Work to be completed →
Which lines hold the string "đoạn"? Copy every one of them.

━━━━━━

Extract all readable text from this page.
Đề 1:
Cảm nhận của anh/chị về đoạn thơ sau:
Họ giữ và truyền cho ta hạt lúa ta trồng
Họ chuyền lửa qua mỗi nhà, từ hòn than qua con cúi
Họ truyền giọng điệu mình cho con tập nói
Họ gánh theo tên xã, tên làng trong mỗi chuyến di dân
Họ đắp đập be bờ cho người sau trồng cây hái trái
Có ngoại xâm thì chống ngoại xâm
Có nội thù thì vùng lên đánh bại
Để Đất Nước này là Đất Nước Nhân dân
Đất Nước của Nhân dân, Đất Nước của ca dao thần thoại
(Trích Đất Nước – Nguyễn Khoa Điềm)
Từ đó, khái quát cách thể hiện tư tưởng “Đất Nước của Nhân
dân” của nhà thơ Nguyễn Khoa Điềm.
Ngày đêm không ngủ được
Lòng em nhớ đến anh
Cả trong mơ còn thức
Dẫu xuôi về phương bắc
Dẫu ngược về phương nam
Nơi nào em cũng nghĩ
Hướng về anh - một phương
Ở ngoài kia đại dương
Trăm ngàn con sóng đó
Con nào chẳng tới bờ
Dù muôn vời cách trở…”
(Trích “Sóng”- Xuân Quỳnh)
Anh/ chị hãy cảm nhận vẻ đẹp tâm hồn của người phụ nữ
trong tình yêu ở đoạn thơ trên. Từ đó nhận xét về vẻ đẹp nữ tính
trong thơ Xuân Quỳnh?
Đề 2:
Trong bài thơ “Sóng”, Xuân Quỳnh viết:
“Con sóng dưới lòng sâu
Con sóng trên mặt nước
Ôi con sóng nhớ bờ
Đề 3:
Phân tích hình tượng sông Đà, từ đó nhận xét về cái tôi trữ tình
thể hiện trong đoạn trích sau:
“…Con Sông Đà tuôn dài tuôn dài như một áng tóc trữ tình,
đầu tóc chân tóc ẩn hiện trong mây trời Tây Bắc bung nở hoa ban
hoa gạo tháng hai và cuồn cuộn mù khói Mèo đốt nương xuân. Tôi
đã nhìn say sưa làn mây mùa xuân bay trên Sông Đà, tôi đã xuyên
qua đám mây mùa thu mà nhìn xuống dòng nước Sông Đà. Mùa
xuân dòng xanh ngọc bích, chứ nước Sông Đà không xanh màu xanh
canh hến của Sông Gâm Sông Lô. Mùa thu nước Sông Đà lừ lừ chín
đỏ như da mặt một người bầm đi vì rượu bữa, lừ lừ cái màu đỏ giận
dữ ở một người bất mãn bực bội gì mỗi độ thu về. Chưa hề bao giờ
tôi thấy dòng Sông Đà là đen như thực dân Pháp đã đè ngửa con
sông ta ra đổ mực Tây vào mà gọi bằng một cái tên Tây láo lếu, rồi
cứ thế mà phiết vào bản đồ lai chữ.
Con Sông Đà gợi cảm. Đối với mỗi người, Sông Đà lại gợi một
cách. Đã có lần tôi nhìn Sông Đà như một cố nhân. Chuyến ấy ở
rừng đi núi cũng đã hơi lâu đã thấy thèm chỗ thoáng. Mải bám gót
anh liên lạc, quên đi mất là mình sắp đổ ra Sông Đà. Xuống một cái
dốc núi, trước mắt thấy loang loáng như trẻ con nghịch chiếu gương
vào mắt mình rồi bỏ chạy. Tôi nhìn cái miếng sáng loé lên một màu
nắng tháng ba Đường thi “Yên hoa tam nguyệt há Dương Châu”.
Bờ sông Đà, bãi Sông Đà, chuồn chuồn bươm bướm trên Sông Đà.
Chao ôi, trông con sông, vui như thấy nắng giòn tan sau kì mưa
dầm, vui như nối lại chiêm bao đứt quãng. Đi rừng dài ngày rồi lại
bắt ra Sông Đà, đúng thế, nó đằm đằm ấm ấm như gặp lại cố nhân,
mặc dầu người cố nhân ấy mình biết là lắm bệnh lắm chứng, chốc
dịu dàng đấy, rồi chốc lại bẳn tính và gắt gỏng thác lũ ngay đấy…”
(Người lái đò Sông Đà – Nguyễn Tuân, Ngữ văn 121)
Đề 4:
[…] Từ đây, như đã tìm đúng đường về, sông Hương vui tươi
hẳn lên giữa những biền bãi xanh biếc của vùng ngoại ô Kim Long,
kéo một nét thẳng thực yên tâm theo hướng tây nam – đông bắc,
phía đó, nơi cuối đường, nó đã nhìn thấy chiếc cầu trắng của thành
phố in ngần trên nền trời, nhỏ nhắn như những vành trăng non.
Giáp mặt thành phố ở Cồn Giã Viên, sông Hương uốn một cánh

━━━━━━

Task answer →
Cảm nhận của anh/chị về đoạn thơ sau:
trong tình yêu ở đoạn thơ trên. Từ đó nhận xét về vẻ đẹp nữ tính
thể hiện trong đoạn trích sau:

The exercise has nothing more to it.